• [Work to be completed]:
Without omitting anything, retype the data that follows.

• [Recorded information]:
* * * *

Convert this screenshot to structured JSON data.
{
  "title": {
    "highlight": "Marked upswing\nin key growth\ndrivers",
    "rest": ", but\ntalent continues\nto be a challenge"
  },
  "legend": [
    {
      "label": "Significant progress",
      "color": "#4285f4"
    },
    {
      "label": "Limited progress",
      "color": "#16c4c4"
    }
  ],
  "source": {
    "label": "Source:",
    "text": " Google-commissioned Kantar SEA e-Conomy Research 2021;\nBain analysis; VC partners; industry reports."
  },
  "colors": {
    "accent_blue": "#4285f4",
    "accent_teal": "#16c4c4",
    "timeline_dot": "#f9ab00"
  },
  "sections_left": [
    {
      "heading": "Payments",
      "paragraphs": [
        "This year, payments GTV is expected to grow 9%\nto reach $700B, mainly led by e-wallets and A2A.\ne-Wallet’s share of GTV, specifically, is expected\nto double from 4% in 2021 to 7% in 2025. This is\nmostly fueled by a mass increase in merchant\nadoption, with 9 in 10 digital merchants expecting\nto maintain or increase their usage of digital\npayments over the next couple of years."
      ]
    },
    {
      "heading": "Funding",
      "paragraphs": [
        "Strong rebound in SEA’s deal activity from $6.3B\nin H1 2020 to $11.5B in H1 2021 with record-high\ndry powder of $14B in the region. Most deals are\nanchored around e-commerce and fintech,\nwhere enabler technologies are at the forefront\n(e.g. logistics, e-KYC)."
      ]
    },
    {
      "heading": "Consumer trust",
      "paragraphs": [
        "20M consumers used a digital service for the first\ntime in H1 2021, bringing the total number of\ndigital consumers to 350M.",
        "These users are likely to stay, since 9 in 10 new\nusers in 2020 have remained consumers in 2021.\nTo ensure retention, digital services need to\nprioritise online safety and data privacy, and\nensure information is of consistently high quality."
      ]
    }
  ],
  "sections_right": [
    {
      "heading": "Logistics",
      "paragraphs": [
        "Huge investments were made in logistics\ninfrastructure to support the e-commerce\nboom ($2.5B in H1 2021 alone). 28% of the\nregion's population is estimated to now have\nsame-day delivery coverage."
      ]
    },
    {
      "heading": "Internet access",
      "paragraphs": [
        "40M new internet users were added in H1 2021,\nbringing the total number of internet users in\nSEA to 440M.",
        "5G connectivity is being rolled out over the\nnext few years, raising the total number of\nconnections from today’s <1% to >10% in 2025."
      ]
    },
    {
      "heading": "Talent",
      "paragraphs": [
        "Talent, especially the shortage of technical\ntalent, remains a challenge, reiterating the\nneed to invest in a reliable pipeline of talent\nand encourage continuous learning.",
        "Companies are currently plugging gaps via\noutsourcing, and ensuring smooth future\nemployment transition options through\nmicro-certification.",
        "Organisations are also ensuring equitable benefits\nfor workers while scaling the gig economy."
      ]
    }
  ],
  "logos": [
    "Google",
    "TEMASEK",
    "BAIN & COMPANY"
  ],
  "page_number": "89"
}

* * * *

• [Solved exercise]:
Convert this screenshot to structured JSON data.
{
  "title": {
    "highlight": "Marked upswing\nin key growth\ndrivers",
    "rest": ", but\ntalent continues\nto be a challenge"
  },
  "legend": [
    {
      "label": "Significant progress",
      "color": "#4285f4"
    },
    {
      "label": "Limited progress",
      "color": "#16c4c4"
    }
  ],
  "source": {
    "label": "Source:",
    "text": " Google-commissioned Kantar SEA e-Conomy Research 2021;\nBain analysis; VC partners; industry reports."
  },
  "colors": {
    "accent_blue": "#4285f4",
    "accent_teal": "#16c4c4",
    "timeline_dot": "#f9ab00"
  },
  "sections_left": [
    {
      "heading": "Payments",
      "paragraphs": [
        "This year, payments GTV is expected to grow 9%\nto reach $700B, mainly led by e-wallets and A2A.\ne-Wallet’s share of GTV, specifically, is expected\nto double from 4% in 2021 to 7% in 2025. This is\nmostly fueled by a mass increase in merchant\nadoption, with 9 in 10 digital merchants expecting\nto maintain or increase their usage of digital\npayments over the next couple of years."
      ]
    },
    {
      "heading": "Funding",
      "paragraphs": [
        "Strong rebound in SEA’s deal activity from $6.3B\nin H1 2020 to $11.5B in H1 2021 with record-high\ndry powder of $14B in the region. Most deals are\nanchored around e-commerce and fintech,\nwhere enabler technologies are at the forefront\n(e.g. logistics, e-KYC)."
      ]
    },
    {
      "heading": "Consumer trust",
      "paragraphs": [
        "20M consumers used a digital service for the first\ntime in H1 2021, bringing the total number of\ndigital consumers to 350M.",
        "These users are likely to stay, since 9 in 10 new\nusers in 2020 have remained consumers in 2021.\nTo ensure retention, digital services need to\nprioritise online safety and data privacy, and\nensure information is of consistently high quality."
      ]
    }
  ],
  "sections_right": [
    {
      "heading": "Logistics",
      "paragraphs": [
        "Huge investments were made in logistics\ninfrastructure to support the e-commerce\nboom ($2.5B in H1 2021 alone). 28% of the\nregion's population is estimated to now have\nsame-day delivery coverage."
      ]
    },
    {
      "heading": "Internet access",
      "paragraphs": [
        "40M new internet users were added in H1 2021,\nbringing the total number of internet users in\nSEA to 440M.",
        "5G connectivity is being rolled out over the\nnext few years, raising the total number of\nconnections from today’s <1% to >10% in 2025."
      ]
    },
    {
      "heading": "Talent",
      "paragraphs": [
        "Talent, especially the shortage of technical\ntalent, remains a challenge, reiterating the\nneed to invest in a reliable pipeline of talent\nand encourage continuous learning.",
        "Companies are currently plugging gaps via\noutsourcing, and ensuring smooth future\nemployment transition options through\nmicro-certification.",
        "Organisations are also ensuring equitable benefits\nfor workers while scaling the gig economy."
      ]
    }
  ],
  "logos": [
    "Google",
    "TEMASEK",
    "BAIN & COMPANY"
  ],
  "page_number": "89"
}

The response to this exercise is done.